• [Exercise instructions] Without including any images, repeat the data exactly.

• [Dataset records]
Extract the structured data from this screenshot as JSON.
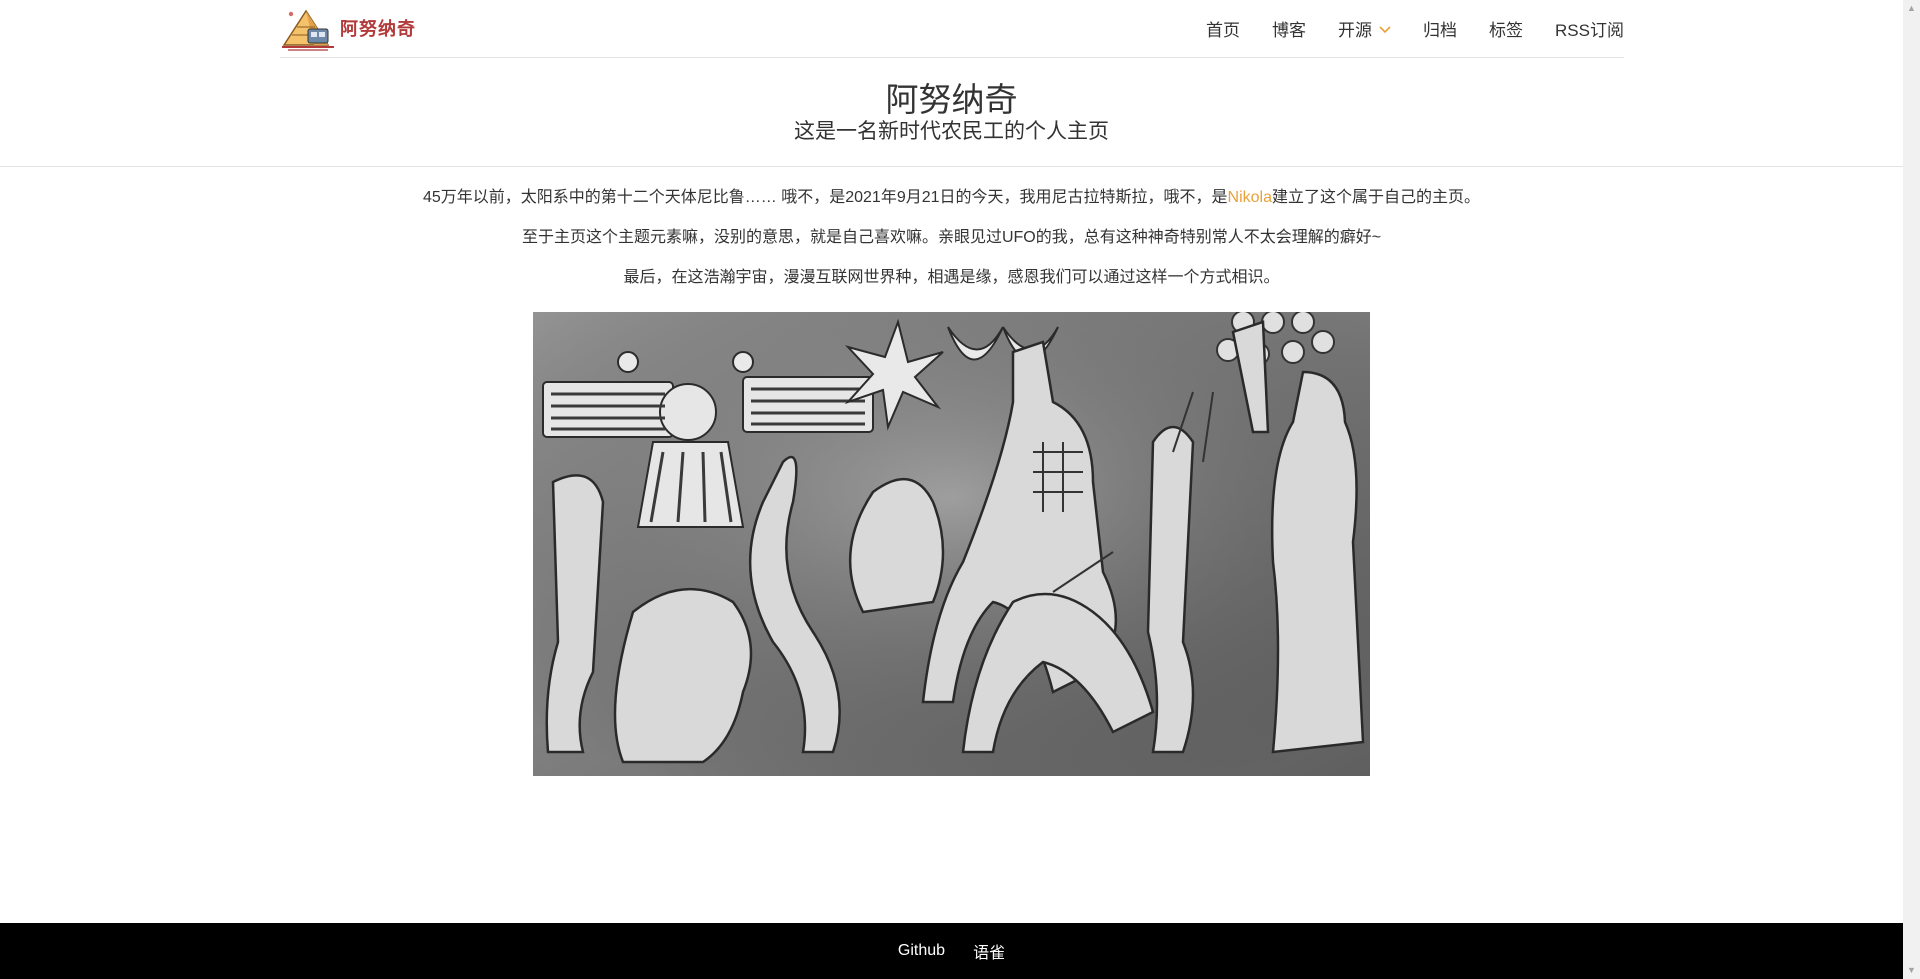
{
  "header": {
    "logo_text": "阿努纳奇",
    "nav": [
      {
        "label": "首页"
      },
      {
        "label": "博客"
      },
      {
        "label": "开源"
      },
      {
        "label": "归档"
      },
      {
        "label": "标签"
      },
      {
        "label": "RSS订阅"
      }
    ],
    "accent_color": "#e8a23c"
  },
  "hero": {
    "title": "阿努纳奇",
    "subtitle": "这是一名新时代农民工的个人主页"
  },
  "content": {
    "line1_before": "45万年以前，太阳系中的第十二个天体尼比鲁…… 哦不，是2021年9月21日的今天，我用尼古拉特斯拉，哦不，是",
    "line1_link": "Nikola",
    "line1_after": "建立了这个属于自己的主页。",
    "line2": "至于主页这个主题元素嘛，没别的意思，就是自己喜欢嘛。亲眼见过UFO的我，总有这种神奇特别常人不太会理解的癖好~",
    "line3": "最后，在这浩瀚宇宙，漫漫互联网世界种，相遇是缘，感恩我们可以通过这样一个方式相识。"
  },
  "footer": {
    "links": [
      {
        "label": "Github"
      },
      {
        "label": "语雀"
      }
    ]
  }
}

• [Written response]
Extract the structured data from this screenshot as JSON.
{
  "header": {
    "logo_text": "阿努纳奇",
    "nav": [
      {
        "label": "首页"
      },
      {
        "label": "博客"
      },
      {
        "label": "开源"
      },
      {
        "label": "归档"
      },
      {
        "label": "标签"
      },
      {
        "label": "RSS订阅"
      }
    ],
    "accent_color": "#e8a23c"
  },
  "hero": {
    "title": "阿努纳奇",
    "subtitle": "这是一名新时代农民工的个人主页"
  },
  "content": {
    "line1_before": "45万年以前，太阳系中的第十二个天体尼比鲁…… 哦不，是2021年9月21日的今天，我用尼古拉特斯拉，哦不，是",
    "line1_link": "Nikola",
    "line1_after": "建立了这个属于自己的主页。",
    "line2": "至于主页这个主题元素嘛，没别的意思，就是自己喜欢嘛。亲眼见过UFO的我，总有这种神奇特别常人不太会理解的癖好~",
    "line3": "最后，在这浩瀚宇宙，漫漫互联网世界种，相遇是缘，感恩我们可以通过这样一个方式相识。"
  },
  "footer": {
    "links": [
      {
        "label": "Github"
      },
      {
        "label": "语雀"
      }
    ]
  }
}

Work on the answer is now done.